===== AUSGEWÄHLTER AUSZUG

Lavaters Vorrichtung zum Abzeichnen von Silhouetten
Als historische Kuriosität zeigen wir eine Vorrichtung, über die früher viel gesprochen wurde, die großen Erfolg hatte und die die Aufmerksamkeit von Wissenschaftlern und Physiologen auf sich zog, gegenwärtig jedoch überhaupt nicht mehr in Gebrauch ist. In seinem berühmten Werk über Physiognomie beschreibt Lavater das genau arbeitende und praktische Gerät zum Silhouettenzeichnen. Der Stich gibt die Vorrichtung so gut wieder, dass es unnötig ist, sich auf eine detaillierte Beschreibung einzulassen.
Nach Lavaters Auffassung kann eine Silhouette im Prinzip nach Länge und Breite des Gesichtes beurteilt werden. Zur Unterstützung dieser Beobachtung führt Lavater eine Reihe exemplarischer Silhouetten vor und hebt mit Nachdruck die Schlüsse hervor, die er aus ihrer Untersuchung zieht. Wir zeigen fünf dieser Beispiele.

In Nr. 1 erkennt Lavater eine aufrechte Seele, ein ausgeglichenes Gemüt, Geschmack und Offenheit.

==========
===== DATENSÄTZE

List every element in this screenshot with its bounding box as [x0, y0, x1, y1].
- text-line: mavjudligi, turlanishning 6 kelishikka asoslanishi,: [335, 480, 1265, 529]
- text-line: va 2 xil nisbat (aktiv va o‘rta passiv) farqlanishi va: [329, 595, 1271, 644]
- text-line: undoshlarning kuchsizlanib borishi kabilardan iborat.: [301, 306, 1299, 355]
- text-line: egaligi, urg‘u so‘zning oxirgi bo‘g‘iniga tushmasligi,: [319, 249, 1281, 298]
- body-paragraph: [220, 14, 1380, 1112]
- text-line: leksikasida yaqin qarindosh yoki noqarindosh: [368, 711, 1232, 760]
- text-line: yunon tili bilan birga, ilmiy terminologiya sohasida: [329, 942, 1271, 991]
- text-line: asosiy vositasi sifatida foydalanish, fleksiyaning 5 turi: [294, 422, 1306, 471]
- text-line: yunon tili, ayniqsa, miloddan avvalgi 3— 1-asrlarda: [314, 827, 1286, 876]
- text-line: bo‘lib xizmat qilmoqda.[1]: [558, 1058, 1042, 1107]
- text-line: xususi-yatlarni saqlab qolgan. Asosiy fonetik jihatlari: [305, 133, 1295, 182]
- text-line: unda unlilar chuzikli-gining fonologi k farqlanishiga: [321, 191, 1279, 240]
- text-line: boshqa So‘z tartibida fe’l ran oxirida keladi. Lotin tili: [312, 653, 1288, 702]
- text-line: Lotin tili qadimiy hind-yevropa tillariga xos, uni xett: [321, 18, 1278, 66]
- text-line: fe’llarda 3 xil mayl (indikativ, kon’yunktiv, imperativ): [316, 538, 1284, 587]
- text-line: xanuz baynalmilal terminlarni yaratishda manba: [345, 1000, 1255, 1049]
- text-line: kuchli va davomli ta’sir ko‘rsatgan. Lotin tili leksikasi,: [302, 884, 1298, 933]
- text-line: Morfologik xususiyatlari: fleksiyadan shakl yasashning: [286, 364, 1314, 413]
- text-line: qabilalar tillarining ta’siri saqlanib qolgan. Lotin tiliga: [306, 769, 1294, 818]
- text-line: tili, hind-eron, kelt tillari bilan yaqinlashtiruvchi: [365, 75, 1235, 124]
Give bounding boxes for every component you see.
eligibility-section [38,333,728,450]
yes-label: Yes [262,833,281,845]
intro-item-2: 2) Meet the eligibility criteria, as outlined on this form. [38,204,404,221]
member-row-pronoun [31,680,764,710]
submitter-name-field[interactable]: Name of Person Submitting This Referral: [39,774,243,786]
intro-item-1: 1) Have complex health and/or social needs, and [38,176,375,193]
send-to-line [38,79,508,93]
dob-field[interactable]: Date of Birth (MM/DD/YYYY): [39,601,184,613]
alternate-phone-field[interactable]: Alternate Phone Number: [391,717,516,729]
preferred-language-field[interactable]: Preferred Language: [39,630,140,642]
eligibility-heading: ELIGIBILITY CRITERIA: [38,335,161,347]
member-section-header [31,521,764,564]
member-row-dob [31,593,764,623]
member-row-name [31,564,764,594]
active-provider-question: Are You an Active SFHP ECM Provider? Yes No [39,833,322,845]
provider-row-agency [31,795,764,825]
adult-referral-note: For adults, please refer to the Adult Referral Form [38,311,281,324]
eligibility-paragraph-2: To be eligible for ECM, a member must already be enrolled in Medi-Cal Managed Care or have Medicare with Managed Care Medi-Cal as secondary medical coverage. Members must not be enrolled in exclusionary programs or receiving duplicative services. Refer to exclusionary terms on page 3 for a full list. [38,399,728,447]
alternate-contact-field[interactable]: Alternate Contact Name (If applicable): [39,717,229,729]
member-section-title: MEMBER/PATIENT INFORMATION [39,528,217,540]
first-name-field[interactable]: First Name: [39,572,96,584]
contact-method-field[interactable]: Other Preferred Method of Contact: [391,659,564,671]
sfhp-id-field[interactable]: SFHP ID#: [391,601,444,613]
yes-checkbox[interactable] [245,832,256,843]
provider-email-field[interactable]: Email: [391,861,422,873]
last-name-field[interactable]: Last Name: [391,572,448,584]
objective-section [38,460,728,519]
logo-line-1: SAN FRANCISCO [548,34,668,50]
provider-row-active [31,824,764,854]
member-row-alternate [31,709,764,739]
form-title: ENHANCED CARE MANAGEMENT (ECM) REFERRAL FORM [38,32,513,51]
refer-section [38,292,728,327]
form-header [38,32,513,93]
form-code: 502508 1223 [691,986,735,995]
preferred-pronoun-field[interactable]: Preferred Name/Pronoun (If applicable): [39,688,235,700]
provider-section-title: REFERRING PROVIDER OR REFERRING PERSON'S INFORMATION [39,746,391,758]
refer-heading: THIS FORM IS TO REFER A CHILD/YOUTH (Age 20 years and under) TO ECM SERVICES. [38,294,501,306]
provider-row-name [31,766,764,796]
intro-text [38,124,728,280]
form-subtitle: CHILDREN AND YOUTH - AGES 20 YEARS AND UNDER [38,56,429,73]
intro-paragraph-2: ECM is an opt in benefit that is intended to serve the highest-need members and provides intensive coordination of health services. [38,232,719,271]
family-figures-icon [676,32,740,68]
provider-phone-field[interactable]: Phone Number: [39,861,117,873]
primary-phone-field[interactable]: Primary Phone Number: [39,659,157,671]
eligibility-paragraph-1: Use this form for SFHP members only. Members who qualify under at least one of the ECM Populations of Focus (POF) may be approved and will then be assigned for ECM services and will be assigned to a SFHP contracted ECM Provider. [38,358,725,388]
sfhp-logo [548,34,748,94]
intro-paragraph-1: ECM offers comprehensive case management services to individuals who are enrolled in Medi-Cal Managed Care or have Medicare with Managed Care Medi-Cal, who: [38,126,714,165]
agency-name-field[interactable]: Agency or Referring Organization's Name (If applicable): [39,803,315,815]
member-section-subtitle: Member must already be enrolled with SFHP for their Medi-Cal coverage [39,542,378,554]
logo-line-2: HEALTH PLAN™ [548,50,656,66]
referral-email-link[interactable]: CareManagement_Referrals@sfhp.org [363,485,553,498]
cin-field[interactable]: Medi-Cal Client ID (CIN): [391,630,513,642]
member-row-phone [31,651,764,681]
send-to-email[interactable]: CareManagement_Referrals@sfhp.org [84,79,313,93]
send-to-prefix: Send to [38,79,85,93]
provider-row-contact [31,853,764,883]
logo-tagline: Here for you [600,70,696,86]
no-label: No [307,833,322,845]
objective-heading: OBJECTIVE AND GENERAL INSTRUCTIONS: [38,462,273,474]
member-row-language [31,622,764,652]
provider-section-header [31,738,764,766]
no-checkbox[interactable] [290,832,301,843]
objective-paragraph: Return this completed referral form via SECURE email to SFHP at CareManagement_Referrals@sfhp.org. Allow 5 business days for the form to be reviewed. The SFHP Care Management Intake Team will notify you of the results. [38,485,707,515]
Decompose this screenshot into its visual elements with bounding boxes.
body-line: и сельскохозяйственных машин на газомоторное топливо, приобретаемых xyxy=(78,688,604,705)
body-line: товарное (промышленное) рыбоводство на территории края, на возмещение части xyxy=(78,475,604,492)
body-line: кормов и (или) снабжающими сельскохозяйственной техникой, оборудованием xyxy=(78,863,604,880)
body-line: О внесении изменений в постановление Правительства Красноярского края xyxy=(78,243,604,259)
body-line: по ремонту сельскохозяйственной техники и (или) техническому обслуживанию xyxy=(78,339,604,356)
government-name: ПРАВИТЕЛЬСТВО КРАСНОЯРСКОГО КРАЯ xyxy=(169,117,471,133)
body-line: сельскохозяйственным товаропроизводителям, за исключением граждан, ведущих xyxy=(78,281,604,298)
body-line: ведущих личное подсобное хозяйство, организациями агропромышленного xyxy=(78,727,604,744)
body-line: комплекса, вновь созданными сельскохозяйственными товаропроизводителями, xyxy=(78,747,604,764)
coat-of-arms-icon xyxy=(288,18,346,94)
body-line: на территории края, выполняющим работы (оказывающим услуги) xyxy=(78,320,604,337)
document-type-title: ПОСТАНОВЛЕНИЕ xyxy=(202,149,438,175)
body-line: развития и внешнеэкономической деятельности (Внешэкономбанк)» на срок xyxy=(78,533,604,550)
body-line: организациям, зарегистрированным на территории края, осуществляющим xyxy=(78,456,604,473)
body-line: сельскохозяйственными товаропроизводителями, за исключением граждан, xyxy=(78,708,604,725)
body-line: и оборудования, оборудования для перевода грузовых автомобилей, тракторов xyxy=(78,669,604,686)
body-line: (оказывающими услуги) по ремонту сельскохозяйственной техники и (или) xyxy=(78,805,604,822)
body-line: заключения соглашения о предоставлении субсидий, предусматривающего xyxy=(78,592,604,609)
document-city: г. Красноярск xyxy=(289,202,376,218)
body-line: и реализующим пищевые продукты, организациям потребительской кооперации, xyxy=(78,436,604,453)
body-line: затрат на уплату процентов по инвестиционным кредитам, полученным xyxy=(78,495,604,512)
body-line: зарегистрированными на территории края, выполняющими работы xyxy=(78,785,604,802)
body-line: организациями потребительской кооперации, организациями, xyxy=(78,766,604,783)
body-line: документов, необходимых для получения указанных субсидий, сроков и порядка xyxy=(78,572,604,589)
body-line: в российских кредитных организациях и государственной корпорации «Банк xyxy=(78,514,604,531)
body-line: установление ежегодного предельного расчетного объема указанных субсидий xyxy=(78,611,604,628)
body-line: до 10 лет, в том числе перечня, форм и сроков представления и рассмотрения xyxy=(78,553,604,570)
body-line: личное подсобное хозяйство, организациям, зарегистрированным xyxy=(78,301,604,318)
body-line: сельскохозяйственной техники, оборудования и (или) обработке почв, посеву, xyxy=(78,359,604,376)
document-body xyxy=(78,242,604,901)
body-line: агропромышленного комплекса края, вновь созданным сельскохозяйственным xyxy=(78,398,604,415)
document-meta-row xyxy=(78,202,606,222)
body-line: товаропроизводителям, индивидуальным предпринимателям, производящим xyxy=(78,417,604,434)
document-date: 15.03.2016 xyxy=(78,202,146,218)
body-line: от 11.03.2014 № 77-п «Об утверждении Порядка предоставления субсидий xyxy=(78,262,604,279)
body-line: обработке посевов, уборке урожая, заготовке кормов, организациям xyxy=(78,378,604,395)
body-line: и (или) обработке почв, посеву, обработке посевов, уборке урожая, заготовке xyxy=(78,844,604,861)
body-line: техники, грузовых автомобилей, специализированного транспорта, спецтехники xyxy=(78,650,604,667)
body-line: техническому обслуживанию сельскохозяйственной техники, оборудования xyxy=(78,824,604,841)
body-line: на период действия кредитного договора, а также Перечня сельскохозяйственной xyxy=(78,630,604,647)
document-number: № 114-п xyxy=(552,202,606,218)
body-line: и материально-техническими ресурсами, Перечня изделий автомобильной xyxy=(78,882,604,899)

==========

■ AUFGABEN ■
a. Schreibe den Auszug über Lavaters Silhouettenvorrichtung neu, beginnend bei "Lavaters Vorrichtung zum" und endend bei "detaillierte Beschreibung einzulassen.". Ersetze dabei "Physiologen" durch "Medizinern".
b. Wonach lässt sich laut dem Auszug über Lavaters Silhouettenvorrichtung eine Silhouette im Prinzip beurteilen?

■ LÖSUNGEN ■
a.
Lavaters Vorrichtung zum Abzeichnen von Silhouetten
Als historische Kuriosität zeigen wir eine Vorrichtung, über die früher viel gesprochen wurde, die großen Erfolg hatte und die die Aufmerksamkeit von Wissenschaftlern und Medizinern auf sich zog, gegenwärtig jedoch überhaupt nicht mehr in Gebrauch ist. In seinem berühmten Werk über Physiognomie beschreibt Lavater das genau arbeitende und praktische Gerät zum Silhouettenzeichnen. Der Stich gibt die Vorrichtung so gut wieder, dass es unnötig ist, sich auf eine detaillierte Beschreibung einzulassen.

b. Nach Länge und Breite des Gesichtes.